__GIVEN PROBLEM__:
Copy out the lines below exactly, from the start of the records down to the line that contains "lat-tick-label: 26 0' bbox=[54, 645, 80, 659]", including both the first line and that one.

__SUPPLIED MATERIAL__:

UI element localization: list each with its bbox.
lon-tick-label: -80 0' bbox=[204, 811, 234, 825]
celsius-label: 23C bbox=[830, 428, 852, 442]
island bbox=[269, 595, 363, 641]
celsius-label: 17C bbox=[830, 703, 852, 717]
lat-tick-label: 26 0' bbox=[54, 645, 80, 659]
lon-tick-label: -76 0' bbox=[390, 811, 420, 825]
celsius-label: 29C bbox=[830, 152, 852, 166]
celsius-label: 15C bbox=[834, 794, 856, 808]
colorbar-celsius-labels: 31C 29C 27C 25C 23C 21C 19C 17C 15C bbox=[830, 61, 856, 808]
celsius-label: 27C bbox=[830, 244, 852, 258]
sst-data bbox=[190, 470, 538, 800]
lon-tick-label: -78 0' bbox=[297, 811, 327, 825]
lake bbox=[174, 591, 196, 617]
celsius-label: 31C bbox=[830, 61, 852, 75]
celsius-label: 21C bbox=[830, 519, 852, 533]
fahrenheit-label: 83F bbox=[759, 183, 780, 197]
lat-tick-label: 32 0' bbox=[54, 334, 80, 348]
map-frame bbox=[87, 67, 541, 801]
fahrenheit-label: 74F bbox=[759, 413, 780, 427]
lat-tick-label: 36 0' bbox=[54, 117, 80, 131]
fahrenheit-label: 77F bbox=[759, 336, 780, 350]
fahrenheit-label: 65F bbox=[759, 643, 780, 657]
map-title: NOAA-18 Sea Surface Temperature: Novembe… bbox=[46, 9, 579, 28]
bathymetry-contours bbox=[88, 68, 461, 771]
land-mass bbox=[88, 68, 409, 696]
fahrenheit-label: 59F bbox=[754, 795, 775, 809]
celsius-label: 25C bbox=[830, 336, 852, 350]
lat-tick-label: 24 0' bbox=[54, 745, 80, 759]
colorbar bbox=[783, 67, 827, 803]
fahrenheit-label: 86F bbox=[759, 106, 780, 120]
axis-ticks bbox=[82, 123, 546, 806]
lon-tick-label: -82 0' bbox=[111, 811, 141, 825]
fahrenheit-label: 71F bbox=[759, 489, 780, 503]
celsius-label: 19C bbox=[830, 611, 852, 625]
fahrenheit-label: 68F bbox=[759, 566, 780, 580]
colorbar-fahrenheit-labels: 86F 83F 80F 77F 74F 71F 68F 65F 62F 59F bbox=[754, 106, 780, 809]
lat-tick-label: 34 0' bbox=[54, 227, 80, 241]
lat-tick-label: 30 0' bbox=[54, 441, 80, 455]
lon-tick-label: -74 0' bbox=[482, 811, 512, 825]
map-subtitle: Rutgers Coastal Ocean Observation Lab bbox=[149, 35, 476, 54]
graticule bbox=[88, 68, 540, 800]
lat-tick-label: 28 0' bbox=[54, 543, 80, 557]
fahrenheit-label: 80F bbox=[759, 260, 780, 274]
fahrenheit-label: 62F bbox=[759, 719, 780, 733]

__RESPONSE TO THE TASK__:
UI element localization: list each with its bbox.
lon-tick-label: -80 0' bbox=[204, 811, 234, 825]
celsius-label: 23C bbox=[830, 428, 852, 442]
island bbox=[269, 595, 363, 641]
celsius-label: 17C bbox=[830, 703, 852, 717]
lat-tick-label: 26 0' bbox=[54, 645, 80, 659]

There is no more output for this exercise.